- _Provided data_
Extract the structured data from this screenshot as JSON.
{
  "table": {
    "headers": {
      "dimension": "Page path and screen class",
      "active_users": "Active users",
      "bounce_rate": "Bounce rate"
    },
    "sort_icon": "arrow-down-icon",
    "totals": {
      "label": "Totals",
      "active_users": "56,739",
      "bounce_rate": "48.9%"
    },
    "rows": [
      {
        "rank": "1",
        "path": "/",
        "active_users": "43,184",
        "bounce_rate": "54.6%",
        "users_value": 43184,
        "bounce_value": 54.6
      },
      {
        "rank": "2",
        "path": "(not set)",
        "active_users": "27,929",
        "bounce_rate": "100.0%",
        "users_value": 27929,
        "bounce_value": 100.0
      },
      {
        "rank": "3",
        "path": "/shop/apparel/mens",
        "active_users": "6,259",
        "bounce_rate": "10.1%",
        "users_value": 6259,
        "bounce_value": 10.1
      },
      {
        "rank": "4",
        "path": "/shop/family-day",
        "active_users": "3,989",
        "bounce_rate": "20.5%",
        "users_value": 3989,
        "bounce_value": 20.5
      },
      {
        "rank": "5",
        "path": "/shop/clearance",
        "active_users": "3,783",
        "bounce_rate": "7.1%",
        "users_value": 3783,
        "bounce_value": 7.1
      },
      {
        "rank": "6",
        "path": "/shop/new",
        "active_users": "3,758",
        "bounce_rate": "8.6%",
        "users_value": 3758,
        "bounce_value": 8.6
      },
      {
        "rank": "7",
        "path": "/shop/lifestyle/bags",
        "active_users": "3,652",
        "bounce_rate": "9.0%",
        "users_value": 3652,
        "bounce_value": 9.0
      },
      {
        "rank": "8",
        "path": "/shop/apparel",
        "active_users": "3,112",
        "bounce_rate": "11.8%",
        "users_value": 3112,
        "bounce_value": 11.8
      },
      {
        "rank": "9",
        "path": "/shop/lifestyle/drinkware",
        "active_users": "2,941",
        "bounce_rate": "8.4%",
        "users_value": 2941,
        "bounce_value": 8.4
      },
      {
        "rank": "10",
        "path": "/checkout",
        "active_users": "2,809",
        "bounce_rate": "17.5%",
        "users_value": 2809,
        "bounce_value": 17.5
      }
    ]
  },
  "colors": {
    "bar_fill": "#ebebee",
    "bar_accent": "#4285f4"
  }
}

- _What to produce_
Your answer should be a single number: the count of lines in the material above that contain "lifestyle".

- _Final answer_
2